[Collected data entries]

-- BEGIN --

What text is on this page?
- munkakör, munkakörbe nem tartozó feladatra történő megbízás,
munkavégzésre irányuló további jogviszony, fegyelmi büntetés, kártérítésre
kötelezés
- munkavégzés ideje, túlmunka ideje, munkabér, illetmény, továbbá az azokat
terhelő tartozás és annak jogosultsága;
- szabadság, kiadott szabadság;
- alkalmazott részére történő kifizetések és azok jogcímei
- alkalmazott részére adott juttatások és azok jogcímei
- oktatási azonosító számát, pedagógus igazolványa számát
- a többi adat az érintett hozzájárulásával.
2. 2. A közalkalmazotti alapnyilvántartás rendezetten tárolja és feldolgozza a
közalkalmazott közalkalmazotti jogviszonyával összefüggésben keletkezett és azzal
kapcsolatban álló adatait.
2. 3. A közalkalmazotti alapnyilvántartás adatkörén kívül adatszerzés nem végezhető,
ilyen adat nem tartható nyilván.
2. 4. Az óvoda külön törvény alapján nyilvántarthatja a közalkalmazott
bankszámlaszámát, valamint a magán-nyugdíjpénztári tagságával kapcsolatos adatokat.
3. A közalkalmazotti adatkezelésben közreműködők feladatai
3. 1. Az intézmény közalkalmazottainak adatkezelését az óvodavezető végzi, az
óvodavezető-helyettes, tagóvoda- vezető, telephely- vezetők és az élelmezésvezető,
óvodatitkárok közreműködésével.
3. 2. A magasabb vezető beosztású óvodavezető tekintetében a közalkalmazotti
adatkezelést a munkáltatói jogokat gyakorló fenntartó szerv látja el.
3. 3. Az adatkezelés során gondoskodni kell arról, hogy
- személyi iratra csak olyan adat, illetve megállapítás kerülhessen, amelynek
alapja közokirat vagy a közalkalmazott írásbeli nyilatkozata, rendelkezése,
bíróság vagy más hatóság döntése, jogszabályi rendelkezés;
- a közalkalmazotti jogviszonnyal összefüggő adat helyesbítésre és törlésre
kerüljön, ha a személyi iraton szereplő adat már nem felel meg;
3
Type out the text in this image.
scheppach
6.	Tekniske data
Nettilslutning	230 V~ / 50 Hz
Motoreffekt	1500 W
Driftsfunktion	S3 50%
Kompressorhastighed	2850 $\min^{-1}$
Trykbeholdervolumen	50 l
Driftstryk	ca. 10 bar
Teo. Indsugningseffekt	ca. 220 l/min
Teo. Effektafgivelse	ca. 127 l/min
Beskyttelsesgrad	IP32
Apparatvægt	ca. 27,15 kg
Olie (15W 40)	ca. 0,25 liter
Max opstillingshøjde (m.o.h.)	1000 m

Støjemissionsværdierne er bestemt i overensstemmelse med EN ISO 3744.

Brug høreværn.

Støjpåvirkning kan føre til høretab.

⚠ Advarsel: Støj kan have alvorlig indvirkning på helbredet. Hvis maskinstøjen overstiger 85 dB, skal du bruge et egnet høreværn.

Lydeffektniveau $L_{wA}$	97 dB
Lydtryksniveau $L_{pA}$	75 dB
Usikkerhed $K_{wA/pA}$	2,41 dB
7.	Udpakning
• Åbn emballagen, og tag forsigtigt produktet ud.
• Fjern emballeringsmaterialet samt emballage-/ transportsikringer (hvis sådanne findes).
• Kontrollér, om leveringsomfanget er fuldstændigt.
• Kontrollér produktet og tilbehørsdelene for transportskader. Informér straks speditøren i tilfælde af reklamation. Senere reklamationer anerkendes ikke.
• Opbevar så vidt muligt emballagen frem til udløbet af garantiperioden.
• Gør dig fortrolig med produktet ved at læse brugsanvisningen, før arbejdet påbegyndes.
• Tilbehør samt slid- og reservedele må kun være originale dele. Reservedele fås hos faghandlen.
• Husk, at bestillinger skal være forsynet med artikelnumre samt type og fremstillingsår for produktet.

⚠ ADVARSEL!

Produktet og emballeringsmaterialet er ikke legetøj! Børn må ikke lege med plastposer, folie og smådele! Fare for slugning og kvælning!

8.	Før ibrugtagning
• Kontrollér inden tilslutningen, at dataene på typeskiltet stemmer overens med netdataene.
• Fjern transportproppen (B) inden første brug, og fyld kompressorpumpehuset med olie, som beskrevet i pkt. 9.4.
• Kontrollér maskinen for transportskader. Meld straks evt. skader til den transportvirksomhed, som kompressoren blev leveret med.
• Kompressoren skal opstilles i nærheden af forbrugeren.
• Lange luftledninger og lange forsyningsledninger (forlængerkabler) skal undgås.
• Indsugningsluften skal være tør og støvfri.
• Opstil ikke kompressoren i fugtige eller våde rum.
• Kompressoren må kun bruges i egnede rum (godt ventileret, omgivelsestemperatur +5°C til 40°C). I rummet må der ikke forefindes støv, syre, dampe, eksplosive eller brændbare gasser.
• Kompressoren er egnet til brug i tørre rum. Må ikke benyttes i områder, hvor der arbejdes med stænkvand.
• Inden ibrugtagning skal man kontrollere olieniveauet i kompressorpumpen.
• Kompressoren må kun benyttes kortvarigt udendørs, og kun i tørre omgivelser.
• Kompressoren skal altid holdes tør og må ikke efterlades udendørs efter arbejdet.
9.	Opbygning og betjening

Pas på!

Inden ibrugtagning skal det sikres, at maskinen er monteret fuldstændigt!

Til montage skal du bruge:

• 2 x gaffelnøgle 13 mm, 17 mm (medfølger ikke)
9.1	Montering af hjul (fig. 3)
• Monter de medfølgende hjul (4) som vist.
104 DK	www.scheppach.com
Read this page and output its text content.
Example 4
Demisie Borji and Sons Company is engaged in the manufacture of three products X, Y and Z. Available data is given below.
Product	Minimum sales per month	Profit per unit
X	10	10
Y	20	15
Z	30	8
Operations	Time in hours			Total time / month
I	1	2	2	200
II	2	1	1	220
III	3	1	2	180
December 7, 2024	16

-- END --

## Your task
Copy out the lines that hold "month".

## In response
Product	Minimum sales per month	Profit per unit
Operations	Time in hours			Total time / month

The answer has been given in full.